DIRECTION - Reproduce all of the data exactly, with no line skipped.

>> START RECORDS FOR THE EXERCISE

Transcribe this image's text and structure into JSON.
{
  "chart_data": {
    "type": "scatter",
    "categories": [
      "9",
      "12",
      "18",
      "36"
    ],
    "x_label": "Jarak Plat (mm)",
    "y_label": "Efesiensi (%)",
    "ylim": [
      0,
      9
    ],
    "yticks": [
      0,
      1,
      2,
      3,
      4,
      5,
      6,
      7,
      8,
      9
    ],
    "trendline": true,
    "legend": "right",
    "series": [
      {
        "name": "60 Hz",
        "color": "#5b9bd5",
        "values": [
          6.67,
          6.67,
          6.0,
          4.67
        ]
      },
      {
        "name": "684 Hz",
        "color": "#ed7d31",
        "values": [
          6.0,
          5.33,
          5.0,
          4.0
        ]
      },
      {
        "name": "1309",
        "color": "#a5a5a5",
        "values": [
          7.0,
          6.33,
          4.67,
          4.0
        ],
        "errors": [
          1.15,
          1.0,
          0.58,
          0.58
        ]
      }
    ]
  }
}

>> END RECORDS FOR THE EXERCISE

WRITTEN REPLY -
Transcribe this image's text and structure into JSON.
{
  "chart_data": {
    "type": "scatter",
    "categories": [
      "9",
      "12",
      "18",
      "36"
    ],
    "x_label": "Jarak Plat (mm)",
    "y_label": "Efesiensi (%)",
    "ylim": [
      0,
      9
    ],
    "yticks": [
      0,
      1,
      2,
      3,
      4,
      5,
      6,
      7,
      8,
      9
    ],
    "trendline": true,
    "legend": "right",
    "series": [
      {
        "name": "60 Hz",
        "color": "#5b9bd5",
        "values": [
          6.67,
          6.67,
          6.0,
          4.67
        ]
      },
      {
        "name": "684 Hz",
        "color": "#ed7d31",
        "values": [
          6.0,
          5.33,
          5.0,
          4.0
        ]
      },
      {
        "name": "1309",
        "color": "#a5a5a5",
        "values": [
          7.0,
          6.33,
          4.67,
          4.0
        ],
        "errors": [
          1.15,
          1.0,
          0.58,
          0.58
        ]
      }
    ]
  }
}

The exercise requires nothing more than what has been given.